*The exercise*: Lift out each line of the data that holds "cercetării".
------ Supplied records
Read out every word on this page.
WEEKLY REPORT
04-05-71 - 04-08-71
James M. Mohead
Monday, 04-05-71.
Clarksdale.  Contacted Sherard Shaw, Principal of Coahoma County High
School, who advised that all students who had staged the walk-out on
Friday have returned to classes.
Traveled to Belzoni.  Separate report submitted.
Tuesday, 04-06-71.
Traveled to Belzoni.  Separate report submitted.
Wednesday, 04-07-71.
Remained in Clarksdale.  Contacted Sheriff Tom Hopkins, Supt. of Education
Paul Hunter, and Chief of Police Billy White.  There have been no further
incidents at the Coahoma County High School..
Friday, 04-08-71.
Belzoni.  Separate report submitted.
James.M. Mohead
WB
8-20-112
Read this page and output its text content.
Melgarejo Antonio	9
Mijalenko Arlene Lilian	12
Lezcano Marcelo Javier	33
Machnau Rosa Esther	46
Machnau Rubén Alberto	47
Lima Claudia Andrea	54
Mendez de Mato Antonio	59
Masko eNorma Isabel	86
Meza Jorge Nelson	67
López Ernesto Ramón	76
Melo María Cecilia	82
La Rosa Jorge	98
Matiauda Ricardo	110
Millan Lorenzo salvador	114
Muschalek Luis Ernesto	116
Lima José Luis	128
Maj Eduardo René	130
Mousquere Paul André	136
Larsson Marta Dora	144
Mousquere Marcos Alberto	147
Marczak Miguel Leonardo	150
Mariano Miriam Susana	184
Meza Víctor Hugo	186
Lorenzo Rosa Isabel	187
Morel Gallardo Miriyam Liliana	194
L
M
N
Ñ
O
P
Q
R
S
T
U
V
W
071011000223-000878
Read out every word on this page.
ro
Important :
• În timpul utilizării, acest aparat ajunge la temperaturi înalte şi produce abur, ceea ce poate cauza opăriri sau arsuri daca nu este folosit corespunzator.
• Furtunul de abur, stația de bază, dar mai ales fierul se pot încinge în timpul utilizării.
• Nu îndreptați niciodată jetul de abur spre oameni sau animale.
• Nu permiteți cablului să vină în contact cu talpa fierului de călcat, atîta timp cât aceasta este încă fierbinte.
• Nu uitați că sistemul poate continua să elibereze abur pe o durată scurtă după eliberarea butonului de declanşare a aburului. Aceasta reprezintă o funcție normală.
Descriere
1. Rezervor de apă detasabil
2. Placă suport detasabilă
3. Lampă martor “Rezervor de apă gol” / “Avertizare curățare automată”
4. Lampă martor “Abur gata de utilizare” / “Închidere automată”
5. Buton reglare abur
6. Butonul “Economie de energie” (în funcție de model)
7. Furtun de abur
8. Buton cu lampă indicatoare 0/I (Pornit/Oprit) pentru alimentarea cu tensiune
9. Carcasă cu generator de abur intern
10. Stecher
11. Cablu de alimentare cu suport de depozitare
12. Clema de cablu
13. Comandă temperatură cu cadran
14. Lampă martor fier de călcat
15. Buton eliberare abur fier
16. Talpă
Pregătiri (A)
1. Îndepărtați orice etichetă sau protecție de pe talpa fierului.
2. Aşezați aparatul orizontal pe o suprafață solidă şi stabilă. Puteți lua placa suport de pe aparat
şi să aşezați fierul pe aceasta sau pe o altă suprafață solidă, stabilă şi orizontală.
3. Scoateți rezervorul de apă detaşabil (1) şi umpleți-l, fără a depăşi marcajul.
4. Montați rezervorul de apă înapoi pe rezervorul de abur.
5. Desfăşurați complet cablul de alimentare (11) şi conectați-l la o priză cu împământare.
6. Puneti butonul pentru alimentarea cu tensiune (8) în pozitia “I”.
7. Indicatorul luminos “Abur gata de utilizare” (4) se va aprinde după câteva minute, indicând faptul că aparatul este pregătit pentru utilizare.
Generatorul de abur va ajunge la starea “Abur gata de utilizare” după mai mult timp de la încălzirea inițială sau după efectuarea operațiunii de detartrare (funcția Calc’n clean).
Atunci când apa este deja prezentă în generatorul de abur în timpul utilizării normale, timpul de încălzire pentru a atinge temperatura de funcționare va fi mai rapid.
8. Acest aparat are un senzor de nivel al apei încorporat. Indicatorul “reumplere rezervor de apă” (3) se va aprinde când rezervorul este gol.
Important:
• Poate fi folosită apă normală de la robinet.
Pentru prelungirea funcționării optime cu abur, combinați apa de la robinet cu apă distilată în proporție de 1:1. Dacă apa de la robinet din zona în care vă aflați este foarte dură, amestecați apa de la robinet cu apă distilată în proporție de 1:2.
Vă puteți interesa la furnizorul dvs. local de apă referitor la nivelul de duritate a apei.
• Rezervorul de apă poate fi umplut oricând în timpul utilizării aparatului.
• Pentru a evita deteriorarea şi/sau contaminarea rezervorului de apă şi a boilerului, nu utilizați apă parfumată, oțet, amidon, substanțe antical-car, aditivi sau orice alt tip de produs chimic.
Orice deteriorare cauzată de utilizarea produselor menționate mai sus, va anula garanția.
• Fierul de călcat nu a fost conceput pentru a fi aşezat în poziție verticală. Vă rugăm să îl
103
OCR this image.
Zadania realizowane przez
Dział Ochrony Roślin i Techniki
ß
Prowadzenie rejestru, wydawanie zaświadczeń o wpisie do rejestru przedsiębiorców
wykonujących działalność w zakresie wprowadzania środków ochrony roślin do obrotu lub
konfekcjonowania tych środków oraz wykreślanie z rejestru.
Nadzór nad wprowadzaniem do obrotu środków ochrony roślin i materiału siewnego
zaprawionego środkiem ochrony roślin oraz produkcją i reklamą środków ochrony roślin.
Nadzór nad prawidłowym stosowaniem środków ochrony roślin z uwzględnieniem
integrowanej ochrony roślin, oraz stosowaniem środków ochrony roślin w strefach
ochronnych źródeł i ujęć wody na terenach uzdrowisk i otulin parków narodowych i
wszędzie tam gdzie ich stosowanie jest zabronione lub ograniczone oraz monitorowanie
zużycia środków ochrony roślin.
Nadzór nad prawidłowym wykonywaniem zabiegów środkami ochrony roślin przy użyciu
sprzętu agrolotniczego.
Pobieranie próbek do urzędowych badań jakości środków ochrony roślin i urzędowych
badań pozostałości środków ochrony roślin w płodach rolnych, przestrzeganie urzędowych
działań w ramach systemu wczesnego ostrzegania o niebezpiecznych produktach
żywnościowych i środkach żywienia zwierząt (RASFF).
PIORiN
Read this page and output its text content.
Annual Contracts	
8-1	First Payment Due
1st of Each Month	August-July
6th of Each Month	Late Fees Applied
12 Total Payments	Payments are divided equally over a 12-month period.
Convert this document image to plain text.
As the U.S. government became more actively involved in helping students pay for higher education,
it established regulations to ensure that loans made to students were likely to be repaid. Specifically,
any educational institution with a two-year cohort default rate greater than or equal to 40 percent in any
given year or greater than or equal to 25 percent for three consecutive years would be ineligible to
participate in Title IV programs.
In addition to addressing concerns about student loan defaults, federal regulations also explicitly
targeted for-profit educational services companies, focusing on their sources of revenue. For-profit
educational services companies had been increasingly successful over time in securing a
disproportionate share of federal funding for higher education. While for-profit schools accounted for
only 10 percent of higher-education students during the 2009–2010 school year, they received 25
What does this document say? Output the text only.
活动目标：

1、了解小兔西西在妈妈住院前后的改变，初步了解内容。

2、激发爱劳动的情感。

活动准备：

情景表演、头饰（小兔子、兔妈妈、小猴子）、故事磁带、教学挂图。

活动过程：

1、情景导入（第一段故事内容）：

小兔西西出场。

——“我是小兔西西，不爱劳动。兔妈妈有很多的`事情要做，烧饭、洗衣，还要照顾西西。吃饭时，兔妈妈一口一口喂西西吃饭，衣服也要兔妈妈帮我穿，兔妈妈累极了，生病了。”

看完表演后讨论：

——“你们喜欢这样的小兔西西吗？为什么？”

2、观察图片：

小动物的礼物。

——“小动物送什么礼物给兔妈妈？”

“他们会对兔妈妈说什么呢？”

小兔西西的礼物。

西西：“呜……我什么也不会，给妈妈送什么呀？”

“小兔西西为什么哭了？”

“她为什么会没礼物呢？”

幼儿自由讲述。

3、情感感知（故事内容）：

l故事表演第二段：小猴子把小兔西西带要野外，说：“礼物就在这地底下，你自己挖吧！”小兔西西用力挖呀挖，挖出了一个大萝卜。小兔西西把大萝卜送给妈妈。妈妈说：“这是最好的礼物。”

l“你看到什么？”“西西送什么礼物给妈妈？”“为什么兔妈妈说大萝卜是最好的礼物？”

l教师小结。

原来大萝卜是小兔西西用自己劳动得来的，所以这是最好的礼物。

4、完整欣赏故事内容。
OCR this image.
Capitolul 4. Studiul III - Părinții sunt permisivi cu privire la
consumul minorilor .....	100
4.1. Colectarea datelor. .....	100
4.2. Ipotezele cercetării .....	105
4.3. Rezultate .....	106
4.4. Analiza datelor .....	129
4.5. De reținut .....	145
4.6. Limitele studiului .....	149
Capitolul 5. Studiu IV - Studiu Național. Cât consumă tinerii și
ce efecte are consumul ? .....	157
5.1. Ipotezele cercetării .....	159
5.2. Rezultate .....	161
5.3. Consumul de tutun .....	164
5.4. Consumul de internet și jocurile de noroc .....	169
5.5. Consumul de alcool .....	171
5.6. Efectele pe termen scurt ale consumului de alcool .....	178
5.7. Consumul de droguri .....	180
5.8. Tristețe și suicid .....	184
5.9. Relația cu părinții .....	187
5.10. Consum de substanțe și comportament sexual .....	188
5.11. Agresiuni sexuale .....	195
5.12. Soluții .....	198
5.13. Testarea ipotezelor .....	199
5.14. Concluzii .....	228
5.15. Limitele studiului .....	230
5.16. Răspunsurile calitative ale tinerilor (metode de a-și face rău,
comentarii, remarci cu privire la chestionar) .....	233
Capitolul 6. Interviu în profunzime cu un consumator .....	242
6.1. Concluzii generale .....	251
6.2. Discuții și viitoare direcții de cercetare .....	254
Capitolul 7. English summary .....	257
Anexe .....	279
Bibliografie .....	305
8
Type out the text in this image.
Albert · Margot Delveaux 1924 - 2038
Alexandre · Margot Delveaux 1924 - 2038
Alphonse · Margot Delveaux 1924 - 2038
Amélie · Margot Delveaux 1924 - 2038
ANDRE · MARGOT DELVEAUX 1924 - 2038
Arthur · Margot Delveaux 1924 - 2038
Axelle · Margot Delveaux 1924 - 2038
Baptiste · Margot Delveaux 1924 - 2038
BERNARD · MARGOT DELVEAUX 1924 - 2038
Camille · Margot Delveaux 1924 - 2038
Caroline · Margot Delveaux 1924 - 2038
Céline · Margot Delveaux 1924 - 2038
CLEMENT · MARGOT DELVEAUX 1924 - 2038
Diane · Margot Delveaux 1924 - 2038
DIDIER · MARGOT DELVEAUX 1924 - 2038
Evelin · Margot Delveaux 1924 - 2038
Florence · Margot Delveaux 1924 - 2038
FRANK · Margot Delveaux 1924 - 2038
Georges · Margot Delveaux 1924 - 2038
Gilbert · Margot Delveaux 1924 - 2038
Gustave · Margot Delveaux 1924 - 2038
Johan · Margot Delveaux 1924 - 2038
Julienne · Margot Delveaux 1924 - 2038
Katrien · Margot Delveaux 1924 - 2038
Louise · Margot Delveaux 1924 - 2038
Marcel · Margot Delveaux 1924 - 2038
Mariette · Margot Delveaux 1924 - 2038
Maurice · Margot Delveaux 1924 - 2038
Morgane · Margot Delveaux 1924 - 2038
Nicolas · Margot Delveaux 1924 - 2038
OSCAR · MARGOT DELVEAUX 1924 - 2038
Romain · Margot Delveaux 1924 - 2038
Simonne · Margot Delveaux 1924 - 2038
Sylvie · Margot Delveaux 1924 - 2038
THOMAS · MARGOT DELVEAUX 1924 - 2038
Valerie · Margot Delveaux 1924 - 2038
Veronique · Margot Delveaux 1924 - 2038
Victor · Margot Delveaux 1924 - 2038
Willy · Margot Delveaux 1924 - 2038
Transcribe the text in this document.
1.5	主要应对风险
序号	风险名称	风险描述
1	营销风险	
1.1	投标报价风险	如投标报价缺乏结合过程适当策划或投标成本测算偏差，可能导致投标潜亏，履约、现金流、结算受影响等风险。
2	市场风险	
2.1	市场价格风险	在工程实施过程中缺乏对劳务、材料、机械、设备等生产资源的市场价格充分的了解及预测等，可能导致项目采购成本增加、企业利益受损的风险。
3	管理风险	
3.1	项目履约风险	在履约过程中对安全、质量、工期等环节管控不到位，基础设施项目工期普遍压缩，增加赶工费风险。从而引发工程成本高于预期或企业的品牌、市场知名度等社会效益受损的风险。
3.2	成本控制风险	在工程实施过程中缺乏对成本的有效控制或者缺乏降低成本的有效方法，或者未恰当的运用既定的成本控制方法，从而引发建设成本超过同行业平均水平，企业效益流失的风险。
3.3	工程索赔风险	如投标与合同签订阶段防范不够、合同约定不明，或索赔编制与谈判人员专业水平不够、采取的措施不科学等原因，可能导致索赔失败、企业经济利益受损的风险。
------------
*The completed task*:
4.2. Ipotezele cercetării .....	105
5.1. Ipotezele cercetării .....	159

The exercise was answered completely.